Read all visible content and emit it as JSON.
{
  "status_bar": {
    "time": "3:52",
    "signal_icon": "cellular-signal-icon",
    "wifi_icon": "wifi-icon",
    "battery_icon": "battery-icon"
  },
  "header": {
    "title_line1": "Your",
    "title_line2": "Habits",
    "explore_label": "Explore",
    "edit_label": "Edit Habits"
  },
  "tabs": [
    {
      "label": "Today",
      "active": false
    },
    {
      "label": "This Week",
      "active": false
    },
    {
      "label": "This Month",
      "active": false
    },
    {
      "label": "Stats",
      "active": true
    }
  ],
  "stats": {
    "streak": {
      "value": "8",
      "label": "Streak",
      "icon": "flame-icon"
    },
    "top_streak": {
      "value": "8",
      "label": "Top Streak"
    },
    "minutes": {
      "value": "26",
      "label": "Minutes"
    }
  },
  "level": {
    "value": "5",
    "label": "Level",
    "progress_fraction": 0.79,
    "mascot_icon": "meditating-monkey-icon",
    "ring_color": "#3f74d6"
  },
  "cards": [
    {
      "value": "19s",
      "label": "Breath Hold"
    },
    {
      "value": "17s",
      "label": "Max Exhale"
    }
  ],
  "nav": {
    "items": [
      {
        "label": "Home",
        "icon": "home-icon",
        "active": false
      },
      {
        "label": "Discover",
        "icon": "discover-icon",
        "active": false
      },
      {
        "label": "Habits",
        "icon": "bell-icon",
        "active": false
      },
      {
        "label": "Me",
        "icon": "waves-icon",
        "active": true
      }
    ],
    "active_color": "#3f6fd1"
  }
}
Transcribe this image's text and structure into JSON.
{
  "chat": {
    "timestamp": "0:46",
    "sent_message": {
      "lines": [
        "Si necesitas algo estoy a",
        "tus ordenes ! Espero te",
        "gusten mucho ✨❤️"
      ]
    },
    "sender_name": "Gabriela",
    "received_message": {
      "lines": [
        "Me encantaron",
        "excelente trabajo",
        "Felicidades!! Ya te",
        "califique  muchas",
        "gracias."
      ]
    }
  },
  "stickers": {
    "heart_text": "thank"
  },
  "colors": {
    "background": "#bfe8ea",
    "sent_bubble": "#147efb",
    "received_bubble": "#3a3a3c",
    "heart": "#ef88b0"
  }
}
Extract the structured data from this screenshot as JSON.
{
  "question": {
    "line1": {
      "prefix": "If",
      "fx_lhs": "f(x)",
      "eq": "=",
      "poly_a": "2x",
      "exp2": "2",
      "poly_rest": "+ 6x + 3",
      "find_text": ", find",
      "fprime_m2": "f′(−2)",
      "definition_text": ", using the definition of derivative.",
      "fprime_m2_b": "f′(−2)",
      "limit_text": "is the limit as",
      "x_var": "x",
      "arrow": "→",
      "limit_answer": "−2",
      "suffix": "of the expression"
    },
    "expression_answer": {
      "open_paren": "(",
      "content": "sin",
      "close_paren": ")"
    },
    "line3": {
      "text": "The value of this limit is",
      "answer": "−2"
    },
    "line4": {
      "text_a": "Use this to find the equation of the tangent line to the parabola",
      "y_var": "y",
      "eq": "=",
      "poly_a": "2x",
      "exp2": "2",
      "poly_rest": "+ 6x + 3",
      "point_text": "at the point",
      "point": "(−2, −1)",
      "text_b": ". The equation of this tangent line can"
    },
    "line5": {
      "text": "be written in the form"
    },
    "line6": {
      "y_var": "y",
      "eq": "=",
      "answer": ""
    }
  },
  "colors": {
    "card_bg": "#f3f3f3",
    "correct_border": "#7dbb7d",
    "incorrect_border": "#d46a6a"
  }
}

(STATED PROBLEM) The lines to quote run from the one containing "Transcribe this image's" through the final line of the material above; please give them exactly, both ends included, and nothing else.

(THE RESPONSE)
Transcribe this image's text and structure into JSON.
{
  "chat": {
    "timestamp": "0:46",
    "sent_message": {
      "lines": [
        "Si necesitas algo estoy a",
        "tus ordenes ! Espero te",
        "gusten mucho ✨❤️"
      ]
    },
    "sender_name": "Gabriela",
    "received_message": {
      "lines": [
        "Me encantaron",
        "excelente trabajo",
        "Felicidades!! Ya te",
        "califique  muchas",
        "gracias."
      ]
    }
  },
  "stickers": {
    "heart_text": "thank"
  },
  "colors": {
    "background": "#bfe8ea",
    "sent_bubble": "#147efb",
    "received_bubble": "#3a3a3c",
    "heart": "#ef88b0"
  }
}
Extract the structured data from this screenshot as JSON.
{
  "question": {
    "line1": {
      "prefix": "If",
      "fx_lhs": "f(x)",
      "eq": "=",
      "poly_a": "2x",
      "exp2": "2",
      "poly_rest": "+ 6x + 3",
      "find_text": ", find",
      "fprime_m2": "f′(−2)",
      "definition_text": ", using the definition of derivative.",
      "fprime_m2_b": "f′(−2)",
      "limit_text": "is the limit as",
      "x_var": "x",
      "arrow": "→",
      "limit_answer": "−2",
      "suffix": "of the expression"
    },
    "expression_answer": {
      "open_paren": "(",
      "content": "sin",
      "close_paren": ")"
    },
    "line3": {
      "text": "The value of this limit is",
      "answer": "−2"
    },
    "line4": {
      "text_a": "Use this to find the equation of the tangent line to the parabola",
      "y_var": "y",
      "eq": "=",
      "poly_a": "2x",
      "exp2": "2",
      "poly_rest": "+ 6x + 3",
      "point_text": "at the point",
      "point": "(−2, −1)",
      "text_b": ". The equation of this tangent line can"
    },
    "line5": {
      "text": "be written in the form"
    },
    "line6": {
      "y_var": "y",
      "eq": "=",
      "answer": ""
    }
  },
  "colors": {
    "card_bg": "#f3f3f3",
    "correct_border": "#7dbb7d",
    "incorrect_border": "#d46a6a"
  }
}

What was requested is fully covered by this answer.